## WHAT YOU SHOULD DO
Collect every line in the records below that contains the word "xuÊt".

Data records
────────
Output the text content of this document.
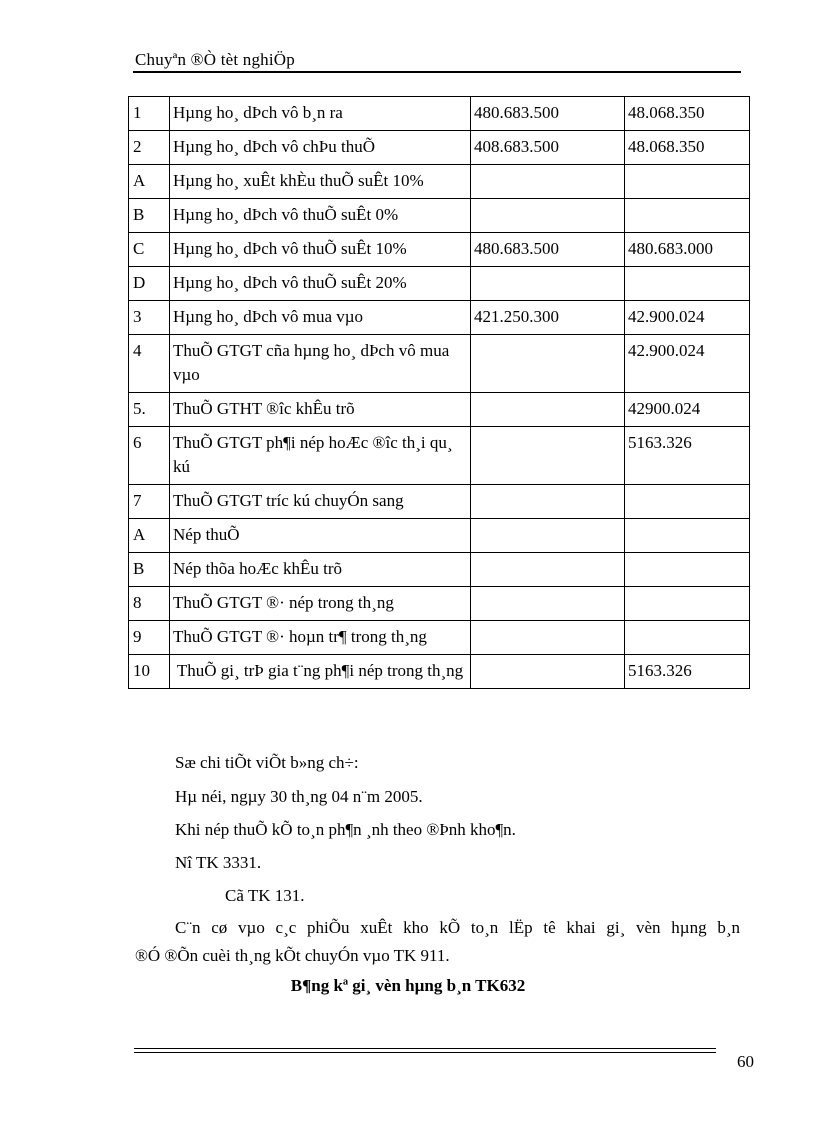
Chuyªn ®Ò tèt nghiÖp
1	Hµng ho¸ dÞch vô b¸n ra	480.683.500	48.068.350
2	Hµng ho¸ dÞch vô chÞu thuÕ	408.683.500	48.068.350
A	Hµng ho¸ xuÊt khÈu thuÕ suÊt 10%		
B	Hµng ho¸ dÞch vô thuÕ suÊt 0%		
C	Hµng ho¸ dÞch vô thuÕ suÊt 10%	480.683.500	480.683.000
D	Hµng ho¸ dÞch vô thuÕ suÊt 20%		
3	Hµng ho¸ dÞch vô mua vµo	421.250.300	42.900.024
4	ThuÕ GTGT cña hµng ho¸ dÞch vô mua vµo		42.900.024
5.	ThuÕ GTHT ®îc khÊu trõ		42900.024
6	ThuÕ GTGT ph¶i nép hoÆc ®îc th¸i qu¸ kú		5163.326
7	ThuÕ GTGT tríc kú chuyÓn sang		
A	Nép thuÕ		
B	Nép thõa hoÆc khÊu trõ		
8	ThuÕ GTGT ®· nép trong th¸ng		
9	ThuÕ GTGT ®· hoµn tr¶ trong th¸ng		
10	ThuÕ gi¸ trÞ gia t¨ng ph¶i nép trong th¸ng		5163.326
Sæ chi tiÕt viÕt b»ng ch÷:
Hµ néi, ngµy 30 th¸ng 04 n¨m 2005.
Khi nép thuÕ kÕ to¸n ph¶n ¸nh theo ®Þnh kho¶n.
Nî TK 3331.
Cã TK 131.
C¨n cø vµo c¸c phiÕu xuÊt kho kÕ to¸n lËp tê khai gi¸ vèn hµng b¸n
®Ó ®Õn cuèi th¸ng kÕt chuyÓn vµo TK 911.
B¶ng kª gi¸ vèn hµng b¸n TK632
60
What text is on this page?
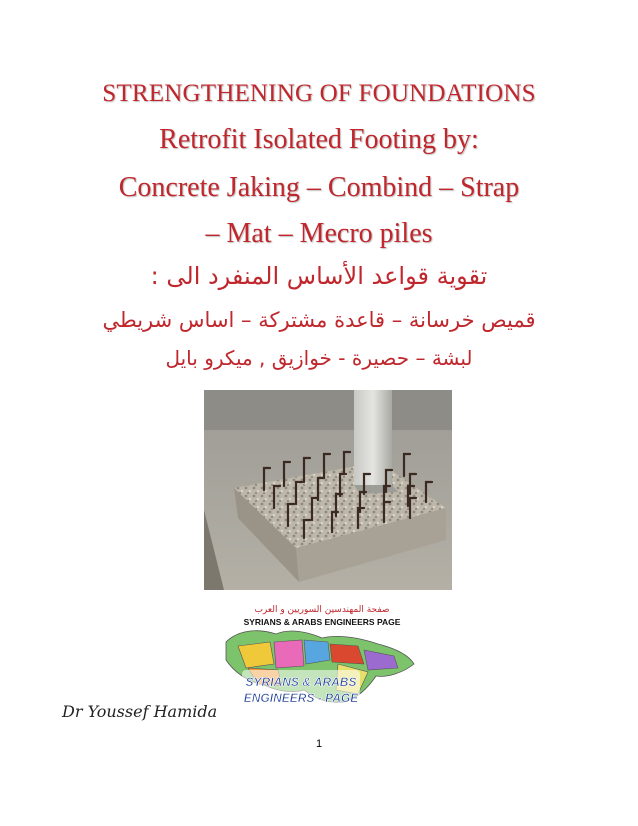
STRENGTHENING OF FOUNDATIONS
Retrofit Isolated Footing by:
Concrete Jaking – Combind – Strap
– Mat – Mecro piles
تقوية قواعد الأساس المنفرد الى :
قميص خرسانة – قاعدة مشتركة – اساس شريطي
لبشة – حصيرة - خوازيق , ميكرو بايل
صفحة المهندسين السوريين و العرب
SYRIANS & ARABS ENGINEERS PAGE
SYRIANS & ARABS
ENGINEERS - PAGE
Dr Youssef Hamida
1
────────
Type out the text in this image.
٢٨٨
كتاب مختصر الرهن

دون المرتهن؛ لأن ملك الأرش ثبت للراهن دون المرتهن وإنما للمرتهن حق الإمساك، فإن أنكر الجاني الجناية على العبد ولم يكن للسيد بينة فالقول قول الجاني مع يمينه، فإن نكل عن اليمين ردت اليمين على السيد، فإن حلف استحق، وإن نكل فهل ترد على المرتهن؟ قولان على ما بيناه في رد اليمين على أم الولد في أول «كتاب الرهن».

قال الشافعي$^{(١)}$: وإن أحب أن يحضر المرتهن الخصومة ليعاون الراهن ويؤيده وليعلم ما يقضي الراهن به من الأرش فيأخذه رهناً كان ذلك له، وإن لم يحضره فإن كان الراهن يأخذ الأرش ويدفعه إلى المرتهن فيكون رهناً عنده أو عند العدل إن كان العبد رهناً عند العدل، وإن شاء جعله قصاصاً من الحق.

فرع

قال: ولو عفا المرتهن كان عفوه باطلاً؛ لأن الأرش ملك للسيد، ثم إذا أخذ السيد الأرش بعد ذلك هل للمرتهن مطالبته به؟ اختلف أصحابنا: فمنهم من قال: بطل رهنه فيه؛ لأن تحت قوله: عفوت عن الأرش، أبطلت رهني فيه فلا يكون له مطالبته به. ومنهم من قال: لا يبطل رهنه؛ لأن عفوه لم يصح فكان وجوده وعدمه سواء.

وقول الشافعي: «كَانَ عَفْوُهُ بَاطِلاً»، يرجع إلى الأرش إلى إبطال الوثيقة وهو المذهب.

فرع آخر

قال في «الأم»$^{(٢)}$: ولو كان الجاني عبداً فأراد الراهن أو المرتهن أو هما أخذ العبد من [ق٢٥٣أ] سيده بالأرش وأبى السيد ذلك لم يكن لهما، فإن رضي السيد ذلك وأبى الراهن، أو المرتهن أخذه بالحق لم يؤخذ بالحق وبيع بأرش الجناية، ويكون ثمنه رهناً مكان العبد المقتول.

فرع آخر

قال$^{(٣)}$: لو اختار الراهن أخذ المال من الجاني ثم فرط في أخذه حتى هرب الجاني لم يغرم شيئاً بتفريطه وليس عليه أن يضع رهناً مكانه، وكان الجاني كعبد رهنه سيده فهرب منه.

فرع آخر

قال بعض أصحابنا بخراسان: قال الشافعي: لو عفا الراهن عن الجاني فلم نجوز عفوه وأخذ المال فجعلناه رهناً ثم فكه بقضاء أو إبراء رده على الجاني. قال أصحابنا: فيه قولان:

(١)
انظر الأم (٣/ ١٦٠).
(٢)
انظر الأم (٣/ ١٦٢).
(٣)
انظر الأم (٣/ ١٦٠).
────────
## WORKED SOLUTION
A	Hµng ho¸ xuÊt khÈu thuÕ suÊt 10%		
C¨n cø vµo c¸c phiÕu xuÊt kho kÕ to¸n lËp tê khai gi¸ vèn hµng b¸n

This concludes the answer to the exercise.